◆ **Short task**
Skip the images and copy each record exactly as written.

◆ **Entries provided**
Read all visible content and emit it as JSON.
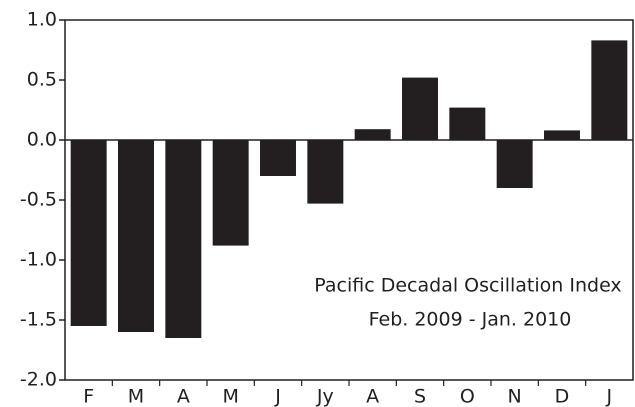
{
  "chart_data": {
    "type": "bar",
    "annotations": [
      "Pacific Decadal Oscillation Index",
      "Feb. 2009 - Jan. 2010"
    ],
    "categories": [
      "F",
      "M",
      "A",
      "M",
      "J",
      "Jy",
      "A",
      "S",
      "O",
      "N",
      "D",
      "J"
    ],
    "values": [
      -1.55,
      -1.6,
      -1.65,
      -0.88,
      -0.3,
      -0.53,
      0.09,
      0.52,
      0.27,
      -0.4,
      0.08,
      0.83
    ],
    "color": "#231f20",
    "ylim": [
      -2.0,
      1.0
    ],
    "yticks": [
      {
        "value": 1.0,
        "label": "1.0"
      },
      0.5,
      {
        "value": 0.0,
        "label": "0.0"
      },
      -0.5,
      {
        "value": -1.0,
        "label": "-1.0"
      },
      -1.5,
      {
        "value": -2.0,
        "label": "-2.0"
      }
    ],
    "grid": false
  }
}
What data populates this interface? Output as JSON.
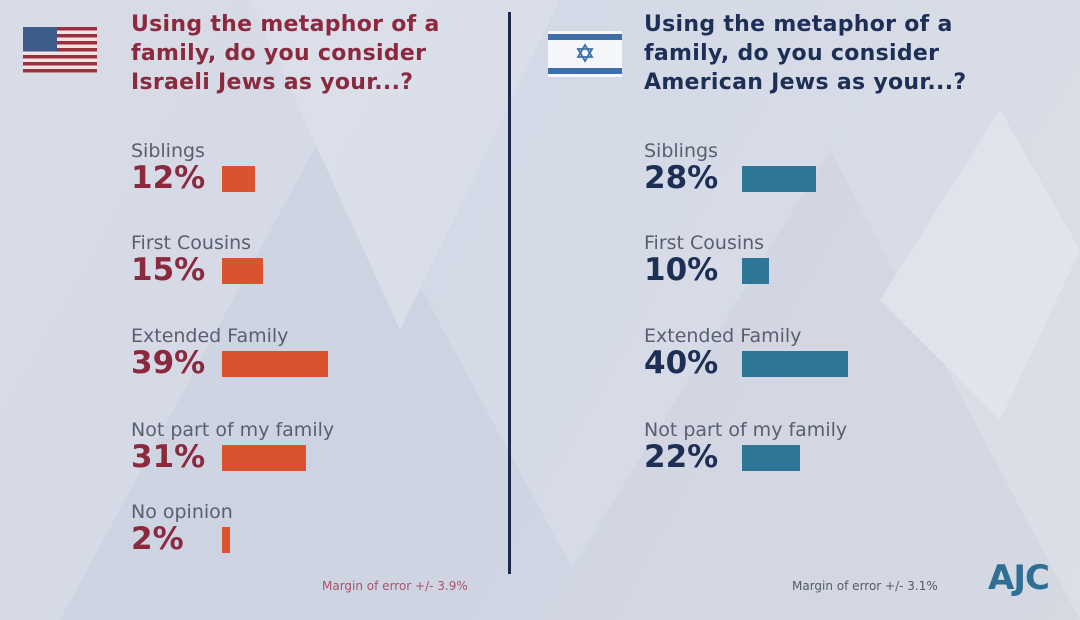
{
  "colors": {
    "left_title": "#8b2a3f",
    "left_bar": "#d9542e",
    "right_title": "#1e2f55",
    "right_bar": "#2f7596"
  },
  "logo": "AJC",
  "chart_data": [
    {
      "type": "bar",
      "orientation": "horizontal",
      "flag": "us-flag",
      "title": "Using the metaphor of a family, do you consider Israeli Jews as your...?",
      "title_lines": [
        "Using the metaphor of a",
        "family, do you consider",
        "Israeli Jews as your...?"
      ],
      "categories": [
        "Siblings",
        "First Cousins",
        "Extended Family",
        "Not part of my family",
        "No opinion"
      ],
      "values": [
        12,
        15,
        39,
        31,
        2
      ],
      "labels": [
        "12%",
        "15%",
        "39%",
        "31%",
        "2%"
      ],
      "unit": "%",
      "note": "Margin of error +/- 3.9%"
    },
    {
      "type": "bar",
      "orientation": "horizontal",
      "flag": "israel-flag",
      "title": "Using the metaphor of a family, do you consider American Jews as your...?",
      "title_lines": [
        "Using the metaphor of a",
        "family, do you consider",
        "American Jews as your...?"
      ],
      "categories": [
        "Siblings",
        "First Cousins",
        "Extended Family",
        "Not part of my family"
      ],
      "values": [
        28,
        10,
        40,
        22
      ],
      "labels": [
        "28%",
        "10%",
        "40%",
        "22%"
      ],
      "unit": "%",
      "note": "Margin of error +/- 3.1%"
    }
  ]
}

◆ **Written answer**
Read all visible content and emit it as JSON.
{
  "chart_data": {
    "type": "bar",
    "annotations": [
      "Pacific Decadal Oscillation Index",
      "Feb. 2009 - Jan. 2010"
    ],
    "categories": [
      "F",
      "M",
      "A",
      "M",
      "J",
      "Jy",
      "A",
      "S",
      "O",
      "N",
      "D",
      "J"
    ],
    "values": [
      -1.55,
      -1.6,
      -1.65,
      -0.88,
      -0.3,
      -0.53,
      0.09,
      0.52,
      0.27,
      -0.4,
      0.08,
      0.83
    ],
    "color": "#231f20",
    "ylim": [
      -2.0,
      1.0
    ],
    "yticks": [
      {
        "value": 1.0,
        "label": "1.0"
      },
      0.5,
      {
        "value": 0.0,
        "label": "0.0"
      },
      -0.5,
      {
        "value": -1.0,
        "label": "-1.0"
      },
      -1.5,
      {
        "value": -2.0,
        "label": "-2.0"
      }
    ],
    "grid": false
  }
}
What data populates this interface? Output as JSON.
{
  "colors": {
    "left_title": "#8b2a3f",
    "left_bar": "#d9542e",
    "right_title": "#1e2f55",
    "right_bar": "#2f7596"
  },
  "logo": "AJC",
  "chart_data": [
    {
      "type": "bar",
      "orientation": "horizontal",
      "flag": "us-flag",
      "title": "Using the metaphor of a family, do you consider Israeli Jews as your...?",
      "title_lines": [
        "Using the metaphor of a",
        "family, do you consider",
        "Israeli Jews as your...?"
      ],
      "categories": [
        "Siblings",
        "First Cousins",
        "Extended Family",
        "Not part of my family",
        "No opinion"
      ],
      "values": [
        12,
        15,
        39,
        31,
        2
      ],
      "labels": [
        "12%",
        "15%",
        "39%",
        "31%",
        "2%"
      ],
      "unit": "%",
      "note": "Margin of error +/- 3.9%"
    },
    {
      "type": "bar",
      "orientation": "horizontal",
      "flag": "israel-flag",
      "title": "Using the metaphor of a family, do you consider American Jews as your...?",
      "title_lines": [
        "Using the metaphor of a",
        "family, do you consider",
        "American Jews as your...?"
      ],
      "categories": [
        "Siblings",
        "First Cousins",
        "Extended Family",
        "Not part of my family"
      ],
      "values": [
        28,
        10,
        40,
        22
      ],
      "labels": [
        "28%",
        "10%",
        "40%",
        "22%"
      ],
      "unit": "%",
      "note": "Margin of error +/- 3.1%"
    }
  ]
}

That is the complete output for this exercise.